● WHAT THE TASK ASKS
Pull out every line from the listing that has the word "text".
[Start GIVEN DATA]
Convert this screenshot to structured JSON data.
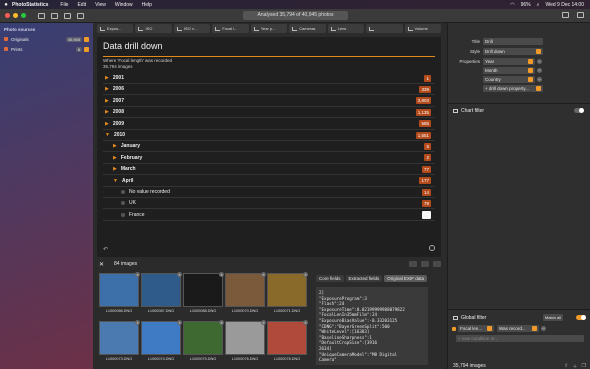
{
  "menubar": {
    "apple": "",
    "app_name": "PhotoStatistics",
    "items": [
      "File",
      "Edit",
      "View",
      "Window",
      "Help"
    ],
    "battery": "96%",
    "datetime": "Wed 9 Dec  14:00"
  },
  "toolbar": {
    "status": "Analysed 35,794 of 40,945 photos"
  },
  "sidebar": {
    "heading": "Photo sources",
    "sources": [
      {
        "label": "Originals",
        "count": "40,945"
      },
      {
        "label": "Prints",
        "count": "8"
      }
    ]
  },
  "chart_tabs": [
    "Expos...",
    "ISO",
    "ISO v...",
    "Focal l...",
    "Year p...",
    "Cameras",
    "Lens",
    "",
    "Volume"
  ],
  "chart": {
    "title": "Data drill down",
    "subtitle": "Where 'Focal length' was recorded",
    "count": "35,794 images",
    "rows": [
      {
        "label": "2001",
        "value": "1",
        "indent": 0,
        "open": false
      },
      {
        "label": "2006",
        "value": "339",
        "indent": 0,
        "open": false
      },
      {
        "label": "2007",
        "value": "3,803",
        "indent": 0,
        "open": false
      },
      {
        "label": "2008",
        "value": "1,135",
        "indent": 0,
        "open": false
      },
      {
        "label": "2009",
        "value": "586",
        "indent": 0,
        "open": false
      },
      {
        "label": "2010",
        "value": "1,651",
        "indent": 0,
        "open": true
      },
      {
        "label": "January",
        "value": "5",
        "indent": 1,
        "open": false
      },
      {
        "label": "February",
        "value": "2",
        "indent": 1,
        "open": false
      },
      {
        "label": "March",
        "value": "77",
        "indent": 1,
        "open": false
      },
      {
        "label": "April",
        "value": "177",
        "indent": 1,
        "open": true
      },
      {
        "label": "No value recorded",
        "value": "14",
        "indent": 2,
        "open": false
      },
      {
        "label": "UK",
        "value": "79",
        "indent": 2,
        "open": false
      },
      {
        "label": "France",
        "value": "",
        "indent": 2,
        "open": false
      }
    ]
  },
  "images": {
    "count_label": "84 images",
    "thumbs": [
      {
        "name": "L1000086.DNG",
        "color": "#3d6fa8"
      },
      {
        "name": "L1000087.DNG",
        "color": "#2e5b8a"
      },
      {
        "name": "L1000088.DNG",
        "color": "#1a1a1a"
      },
      {
        "name": "L1000070.DNG",
        "color": "#7a5a3a"
      },
      {
        "name": "L1000071.DNG",
        "color": "#8a6a2a"
      },
      {
        "name": "L1000073.DNG",
        "color": "#4a7ab0"
      },
      {
        "name": "L1000074.DNG",
        "color": "#3f7ac4"
      },
      {
        "name": "L1000075.DNG",
        "color": "#3e6a32"
      },
      {
        "name": "L1000076.DNG",
        "color": "#9a9a9a"
      },
      {
        "name": "L1000078.DNG",
        "color": "#b04a3a"
      }
    ]
  },
  "exif": {
    "tabs": [
      "Core fields",
      "Extracted fields",
      "Original EXIF data"
    ],
    "lines": [
      "2]",
      "\"ExposureProgram\":3",
      "\"Flash\":24",
      "\"ExposureTime\":0.02199999988079822",
      "\"FocalLenIn35mmFilm\":24",
      "\"ExposureBiasValue\":-0.33203125",
      "\"CDNG\":\"BayerGreenSplit\":500",
      "\"WhiteLevel\":[16383]",
      "\"BaselineSharpness\":1",
      "\"DefaultCropSize\":[3916",
      "2634]",
      "\"UniqueCameraModel\":\"M8 Digital",
      "Camera\""
    ]
  },
  "inspector": {
    "title_label": "Title",
    "title_value": "Drill",
    "style_label": "Style",
    "style_value": "Drill down",
    "properties_label": "Properties",
    "properties": [
      "Year",
      "Month",
      "Country"
    ],
    "add_property": "+ drill down property...",
    "chart_filter": "Chart filter",
    "global_filter": "Global filter",
    "match": "Match all",
    "filter_field": "Focal len...",
    "filter_op": "Was record...",
    "new_condition": "+ new condition or...",
    "total": "35,794 images"
  },
  "colors": {
    "accent": "#f09a2a",
    "bar": "#b34a1c"
  }
}
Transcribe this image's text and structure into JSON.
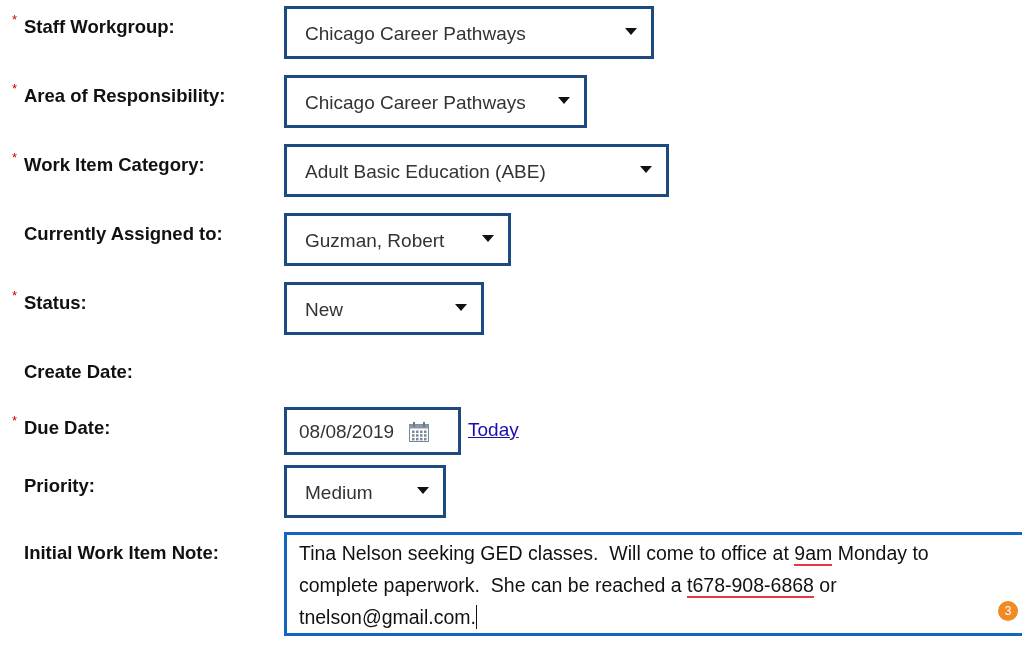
{
  "fields": [
    {
      "label": "Staff Workgroup:",
      "required_mark": "*",
      "kind": "select",
      "value": "Chicago Career Pathways"
    },
    {
      "label": "Area of Responsibility:",
      "required_mark": "*",
      "kind": "select",
      "value": "Chicago Career Pathways"
    },
    {
      "label": "Work Item Category:",
      "required_mark": "*",
      "kind": "select",
      "value": "Adult Basic Education (ABE)"
    },
    {
      "label": "Currently Assigned to:",
      "kind": "select",
      "value": "Guzman, Robert"
    },
    {
      "label": "Status:",
      "required_mark": "*",
      "kind": "select",
      "value": "New"
    },
    {
      "label": "Create Date:",
      "kind": "text"
    },
    {
      "label": "Due Date:",
      "required_mark": "*",
      "kind": "date",
      "value": "08/08/2019",
      "link": "Today"
    },
    {
      "label": "Priority:",
      "kind": "select",
      "value": "Medium"
    },
    {
      "label": "Initial Work Item Note:",
      "kind": "note",
      "focused": true,
      "badge": "3",
      "segments": [
        {
          "text": "Tina Nelson seeking GED classes.  Will come to office at ",
          "misspelled": false
        },
        {
          "text": "9am",
          "misspelled": true
        },
        {
          "text": " Monday to complete paperwork.  She can be reached a ",
          "misspelled": false
        },
        {
          "text": "t678-908-6868",
          "misspelled": true
        },
        {
          "text": " or tnelson@gmail.com.",
          "misspelled": false
        }
      ]
    }
  ]
}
[End GIVEN DATA]
● FINAL RESULT
Transcribe this image's text and structure into JSON.
      "kind": "text"
          "text": "Tina Nelson seeking GED classes.  Will come to office at ",
          "text": "9am",
          "text": " Monday to complete paperwork.  She can be reached a ",
          "text": "t678-908-6868",
          "text": " or tnelson@gmail.com.",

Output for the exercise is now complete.